Please copy every line of the records below that holds the word "处一万元以上二万元以下罚款".

# Start of SUPPLIED ENTRIES

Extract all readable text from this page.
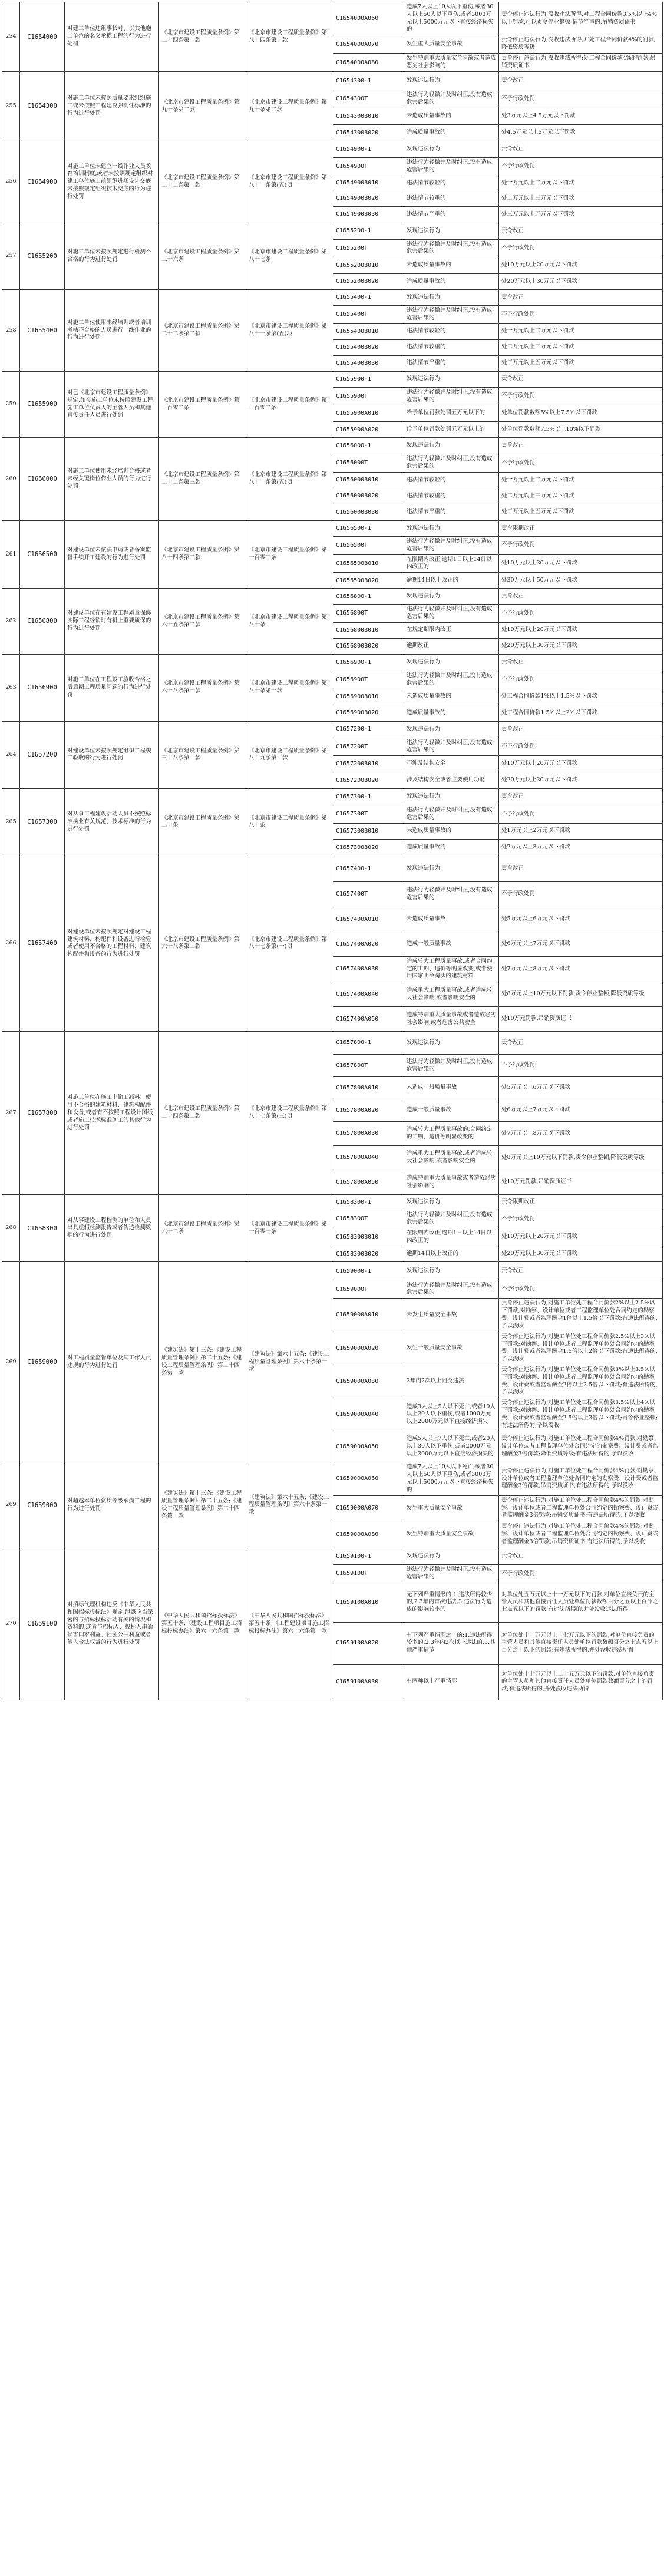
254	C1654000	对建工单位违组事长对、以其他施工单位的名义承揽工程的行为进行处罚	《北京市建设工程质量条例》第二十四条第一款	《北京市建设工程质量条例》第八十四条第一款	C1654000A060	造成7人以上10人以下重伤;或者30人以上50人以下重伤,或者3000万元以上5000万元以下直接经济损失的	责令停止违法行为,没收违法所得;对工程合同价款3.5%以上4%以下罚款,可以责令停业整顿;情节严重的,吊销资质证书
					C1654000A070	发生重大质量安全事故	责令停止违法行为,没收违法所得;并处工程合同价款4%的罚款,降低资质等级
					C1654000A080	发生特别重大质量安全事故或者造成恶劣社会影响的	责令停止违法行为,没收违法所得;处工程合同价款4%的罚款,吊销资质证书
255	C1654300	对施工单位未按照质量要求组织施工或未按照工程建设强制性标准的行为进行处罚	《北京市建设工程质量条例》第九十条第二款	《北京市建设工程质量条例》第九十条第二款	C1654300-1	发现违法行为	责令改正
					C1654300T	违法行为轻微并及时纠正,没有造成危害后果的	不予行政处罚
					C1654300B010	未造成质量事故的	处3万元以上4.5万元以下罚款
					C1654300B020	造成质量事故的	处4.5万元以上5万元以下罚款
256	C1654900	对施工单位未建立一线作业人员教育培训制度,或者未按照规定组织对建工单位施工前组织进场设计交底未按照规定组织技术交底的行为进行处罚	《北京市建设工程质量条例》第二十二条第一款	《北京市建设工程质量条例》第八十一条第(五)项	C1654900-1	发现违法行为	责令改正
					C1654900T	违法行为轻微并及时纠正,没有造成危害后果的	不予行政处罚
					C1654900B010	违法情节较轻的	处一万元以上二万元以下罚款
					C1654900B020	违法情节较重的	处二万元以上三万元以下罚款
					C1654900B030	违法情节严重的	处三万元以上五万元以下罚款
257	C1655200	对施工单位未按照规定进行检测不合格的行为进行处罚	《北京市建设工程质量条例》第三十六条	《北京市建设工程质量条例》第八十七条	C1655200-1	发现违法行为	责令改正
					C1655200T	违法行为轻微并及时纠正,没有造成危害后果的	不予行政处罚
					C1655200B010	未造成质量事故的	处10万元以上20万元以下罚款
					C1655200B020	造成质量事故的	处20万元以上30万元以下罚款
258	C1655400	对施工单位使用未经培训或者培训考核不合格的人员进行一线作业的行为进行处罚	《北京市建设工程质量条例》第二十二条第二款	《北京市建设工程质量条例》第八十一条第(五)项	C1655400-1	发现违法行为	责令改正
					C1655400T	违法行为轻微并及时纠正,没有造成危害后果的	不予行政处罚
					C1655400B010	违法情节较轻的	处一万元以上二万元以下罚款
					C1655400B020	违法情节较重的	处二万元以上三万元以下罚款
					C1655400B030	违法情节严重的	处三万元以上五万元以下罚款
259	C1655900	对已《北京市建设工程质量条例》规定,如今施工单位未按照建设工程施工单位负责人的主管人员和其他直接责任人员进行处罚	《北京市建设工程质量条例》第一百零二条	《北京市建设工程质量条例》第一百零二条	C1655900-1	发现违法行为	责令改正
					C1655900T	违法行为轻微并及时纠正,没有造成危害后果的	不予行政处罚
					C1655900A010	给予单位罚款处罚五万元以下的	处单位罚款数额5%以上7.5%以下罚款
					C1655900A020	给予单位罚款处罚五万元以上的	处单位罚款数额7.5%以上10%以下罚款
260	C1656000	对施工单位使用未经培训合格或者未经关键岗位作业人员的行为进行处罚	《北京市建设工程质量条例》第二十二条第三款	《北京市建设工程质量条例》第八十一条第(五)项	C1656000-1	发现违法行为	责令改正
					C1656000T	违法行为轻微并及时纠正,没有造成危害后果的	不予行政处罚
					C1656000B010	违法情节较轻的	处一万元以上二万元以下罚款
					C1656000B020	违法情节较重的	处二万元以上三万元以下罚款
					C1656000B030	违法情节严重的	处三万元以上五万元以下罚款
261	C1656500	对建设单位未依法申请或者备案监督手续开工建设的行为进行处罚	《北京市建设工程质量条例》第八十四条第二款	《北京市建设工程质量条例》第一百零三条	C1656500-1	发现违法行为	责令限期改正
					C1656500T	违法行为轻微并及时纠正,没有造成危害后果的	不予行政处罚
					C1656500B010	在限期内改正,逾期1日以上14日以内改正的	处10万元以上30万元以下罚款
					C1656500B020	逾期14日以上改正的	处30万元以上50万元以下罚款
262	C1656800	对建设单位存在建设工程质量保修实际工程经销时有机上重要质保的行为进行处罚	《北京市建设工程质量条例》第六十五条第二款	《北京市建设工程质量条例》第八十条	C1656800-1	发现违法行为	责令改正
					C1656800T	违法行为轻微并及时纠正,没有造成危害后果的	不予行政处罚
					C1656800B010	在规定期限内改正	处10万元以上20万元以下罚款
					C1656800B020	逾期改正	处20万元以上30万元以下罚款
263	C1656900	对施工单位在工程竣工验收合格之后后期工程质量问题的行为进行处罚	《北京市建设工程质量条例》第六十八条第一款	《北京市建设工程质量条例》第八十条第一款	C1656900-1	发现违法行为	责令改正
					C1656900T	违法行为轻微并及时纠正,没有造成危害后果的	不予行政处罚
					C1656900B010	未造成质量事故的	处工程合同价款1%以上1.5%以下罚款
					C1656900B020	造成质量事故的	处工程合同价款1.5%以上2%以下罚款
264	C1657200	对建设单位未按照规定组织工程竣工验收的行为进行处罚	《北京市建设工程质量条例》第三十八条第一款	《北京市建设工程质量条例》第八十九条第一款	C1657200-1	发现违法行为	责令改正
					C1657200T	违法行为轻微并及时纠正,没有造成危害后果的	不予行政处罚
					C1657200B010	不涉及结构安全	处10万元以上20万元以下罚款
					C1657200B020	涉及结构安全或者主要使用功能	处20万元以上30万元以下罚款
265	C1657300	对从事工程建设活动人员不按照标准执业有关规范、技术标准的行为进行处罚	《北京市建设工程质量条例》第二十条	《北京市建设工程质量条例》第八十条	C1657300-1	发现违法行为	责令改正
					C1657300T	违法行为轻微并及时纠正,没有造成危害后果的	不予行政处罚
					C1657300B010	未造成质量事故的	处1万元以上2万元以下罚款
					C1657300B020	造成质量事故的	处2万元以上3万元以下罚款
266	C1657400	对建设单位未按照规定对建设工程建筑材料、构配件和设备进行检验或者使用不合格的工程材料、建筑构配件和设备的行为进行处罚	《北京市建设工程质量条例》第六十八条第二款	《北京市建设工程质量条例》第八十七条第(一)项	C1657400-1	发现违法行为	责令改正
					C1657400T	违法行为轻微并及时纠正,没有造成危害后果的	不予行政处罚
					C1657400A010	未造成质量事故	处5万元以上6万元以下罚款
					C1657400A020	造成一般质量事故	处6万元以上7万元以下罚款
					C1657400A030	造成较大工程质量事故,或者合同约定的工期、造价等明显改变,或者使用国家明令淘汰的建筑材料	处7万元以上8万元以下罚款
					C1657400A040	造成重大工程质量事故,或者造成较大社会影响,或者影响安全的	处8万元以上10万元以下罚款,责令停业整顿,降低资质等级
					C1657400A050	造成特别重大质量事故或者造成恶劣社会影响,或者危害公共安全	处10万元罚款,吊销资质证书
267	C1657800	对施工单位在施工中偷工减料、使用不合格的建筑材料、建筑构配件和设备,或者有不按照工程设计图纸或者施工技术标准施工的其他行为进行处罚	《北京市建设工程质量条例》第二十四条第二款	《北京市建设工程质量条例》第八十七条第(三)项	C1657800-1	发现违法行为	责令改正
					C1657800T	违法行为轻微并及时纠正,没有造成危害后果的	不予行政处罚
					C1657800A010	未造成一般质量事故	处5万元以上6万元以下罚款
					C1657800A020	造成一般质量事故	处6万元以上7万元以下罚款
					C1657800A030	造成较大工程质量事故的,合同约定的工期、造价等明显改变的	处7万元以上8万元以下罚款
					C1657800A040	造成重大工程质量事故,或者造成较大社会影响,或者影响安全的	处8万元以上10万元以下罚款,责令停业整顿,降低资质等级
					C1657800A050	造成特别重大质量事故或者造成恶劣社会影响的	处10万元罚款,吊销资质证书
268	C1658300	对从事建设工程检测的单位和人员出具虚假检测报告或者伪造检测数据的行为进行处罚	《北京市建设工程质量条例》第六十二条	《北京市建设工程质量条例》第一百零一条	C1658300-1	发现违法行为	责令限期改正
					C1658300T	违法行为轻微并及时纠正,没有造成危害后果的	不予行政处罚
					C1658300B010	在限期内改正,逾期1日以上14日以内改正的	处10万元以上20万元以下罚款
					C1658300B020	逾期14日以上改正的	处20万元以上30万元以下罚款
269	C1659000	对工程质量监督单位及其工作人员违规的行为进行处罚	《建筑法》第十三条;《建设工程质量管理条例》第二十五条;《建设工程质量管理条例》第二十四条第一款	《建筑法》第六十五条;《建设工程质量管理条例》第六十条第一款	C1659000-1	发现违法行为	责令改正
					C1659000T	违法行为轻微并及时纠正,没有造成危害后果的	不予行政处罚
					C1659000A010	未发生质量安全事故	责令停止违法行为,对施工单位处工程合同价款2%以上2.5%以下罚款;对勘察、设计单位或者工程监理单位处合同约定的勘察费、设计费或者监理酬金1倍以上1.5倍以下罚款;有违法所得的,予以没收
					C1659000A020	发生一般质量安全事故	责令停止违法行为,对施工单位处工程合同价款2.5%以上3%以下罚款;对勘察、设计单位或者工程监理单位处合同约定的勘察费、设计费或者监理酬金1.5倍以上2倍以下罚款;有违法所得的,予以没收
					C1659000A030	3年内2次以上同类违法	责令停止违法行为,对施工单位处工程合同价款3%以上3.5%以下罚款;对勘察、设计单位或者工程监理单位处合同约定的勘察费、设计费或者监理酬金2倍以上2.5倍以下罚款;有违法所得的,予以没收
					C1659000A040	造成3人以上5人以下死亡;或者10人以上20人以下重伤,或者1000万元以上2000万元以下直接经济损失	责令停止违法行为,对施工单位处工程合同价款3.5%以上4%以下罚款;对勘察、设计单位或者工程监理单位处合同约定的勘察费、设计费或者监理酬金2.5倍以上3倍以下罚款;责令停业整顿;有违法所得的,予以没收
					C1659000A050	造成5人以上7人以下死亡;或者20人以上30人以下重伤,或者2000万元以上3000万元以下直接经济损失的	责令停止违法行为,对施工单位处工程合同价款4%罚款;对勘察、设计单位或者工程监理单位处合同约定的勘察费、设计费或者监理酬金3倍罚款;降低资质等级;有违法所得的,予以没收
269	C1659000	对超越本单位资质等级承揽工程的行为进行处罚	《建筑法》第十三条;《建设工程质量管理条例》第二十五条;《建设工程质量管理条例》第二十四条第一款	《建筑法》第六十五条;《建设工程质量管理条例》第六十条第一款	C1659000A060	造成7人以上10人以下死亡;或者30人以上50人以下重伤,或者3000万元以上5000万元以下直接经济损失的	责令停止违法行为,对施工单位处工程合同价款4%罚款;对勘察、设计单位或者工程监理单位处合同约定的勘察费、设计费或者监理酬金3倍罚款;吊销资质证书;有违法所得的,予以没收
					C1659000A070	发生重大质量安全事故	责令停止违法行为,对施工单位处工程合同价款4%的罚款;对勘察、设计单位或者工程监理单位处合同约定的勘察费、设计费或者监理酬金3倍罚款;吊销资质证书;有违法所得的,予以没收
					C1659000A080	发生特别重大质量安全事故	责令停止违法行为,对施工单位处工程合同价款4%的罚款;对勘察、设计单位或者工程监理单位处合同约定的勘察费、设计费或者监理酬金3倍罚款;吊销资质证书;有违法所得的,予以没收
270	C1659100	对招标代理机构违反《中华人民共和国招标投标法》规定,泄露应当保密的与招标投标活动有关的情况和资料的,或者与招标人、投标人串通损害国家利益、社会公共利益或者他人合法权益的行为进行处罚	《中华人民共和国招标投标法》第五十条;《建设工程项目施工招标投标办法》第六十六条第一款	《中华人民共和国招标投标法》第五十条;《工程建设项目施工招标投标办法》第六十六条第一款	C1659100-1	发现违法行为	责令改正
					C1659100T	违法行为轻微并及时纠正,没有造成危害后果的	不予行政处罚
					C1659100A010	无下列严重情形的:1.违法所得较少的;2.3年内首次违法;3.违法行为造成的影响较小的	对单位处五万元以上十一万元以下的罚款,对单位直接负责的主管人员和其他直接责任人员处单位罚款数额百分之五以上百分之七点五以下的罚款;有违法所得的,并处没收违法所得
					C1659100A020	有下列严重情形之一的:1.违法所得较多的;2.3年内2次以上违法的;3.其他严重情节	对单位处十一万元以上十七万元以下的罚款,对单位直接负责的主管人员和其他直接责任人员处单位罚款数额百分之七点五以上百分之十以下的罚款;有违法所得的,并处没收违法所得
					C1659100A030	有两种以上严重情形	对单位处十七万元以上二十五万元以下的罚款,对单位直接负责的主管人员和其他直接责任人员处单位罚款数额百分之十的罚款;有违法所得的,并处没收违法所得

# End of SUPPLIED ENTRIES

OUTPUT
					C1654900B010	违法情节较轻的	处一万元以上二万元以下罚款
					C1655400B010	违法情节较轻的	处一万元以上二万元以下罚款
					C1656000B010	违法情节较轻的	处一万元以上二万元以下罚款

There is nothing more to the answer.